▶ _Records supplied_
## START
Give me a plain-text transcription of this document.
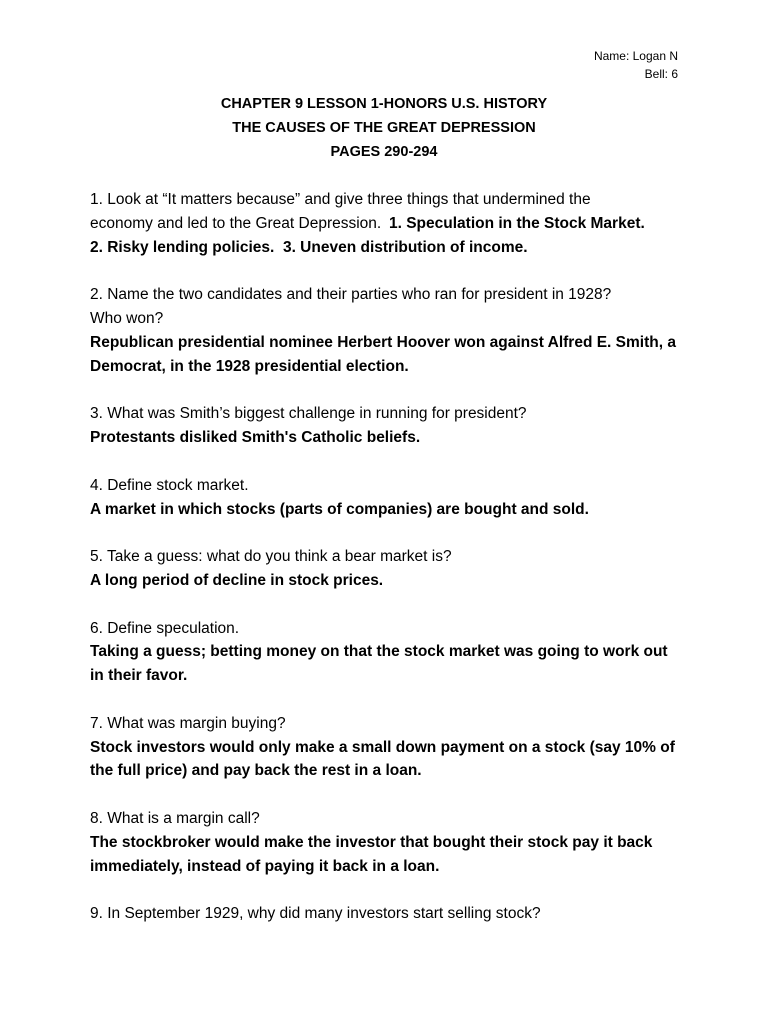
Name: Logan N
Bell: 6
CHAPTER 9 LESSON 1-HONORS U.S. HISTORY
THE CAUSES OF THE GREAT DEPRESSION
PAGES 290-294
1. Look at “It matters because” and give three things that undermined the
economy and led to the Great Depression. 1. Speculation in the Stock Market.
2. Risky lending policies.  3. Uneven distribution of income.
2. Name the two candidates and their parties who ran for president in 1928?
Who won?
Republican presidential nominee Herbert Hoover won against Alfred E. Smith, a
Democrat, in the 1928 presidential election.
3. What was Smith’s biggest challenge in running for president?
Protestants disliked Smith's Catholic beliefs.
4. Define stock market.
A market in which stocks (parts of companies) are bought and sold.
5. Take a guess: what do you think a bear market is?
A long period of decline in stock prices.
6. Define speculation.
Taking a guess; betting money on that the stock market was going to work out
in their favor.
7. What was margin buying?
Stock investors would only make a small down payment on a stock (say 10% of
the full price) and pay back the rest in a loan.
8. What is a margin call?
The stockbroker would make the investor that bought their stock pay it back
immediately, instead of paying it back in a loan.
9. In September 1929, why did many investors start selling stock?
## END
▶ _Short exercise_
Copy down every line of the entries containing the word "that".

▶ _In response_
1. Look at “It matters because” and give three things that undermined the
Taking a guess; betting money on that the stock market was going to work out
The stockbroker would make the investor that bought their stock pay it back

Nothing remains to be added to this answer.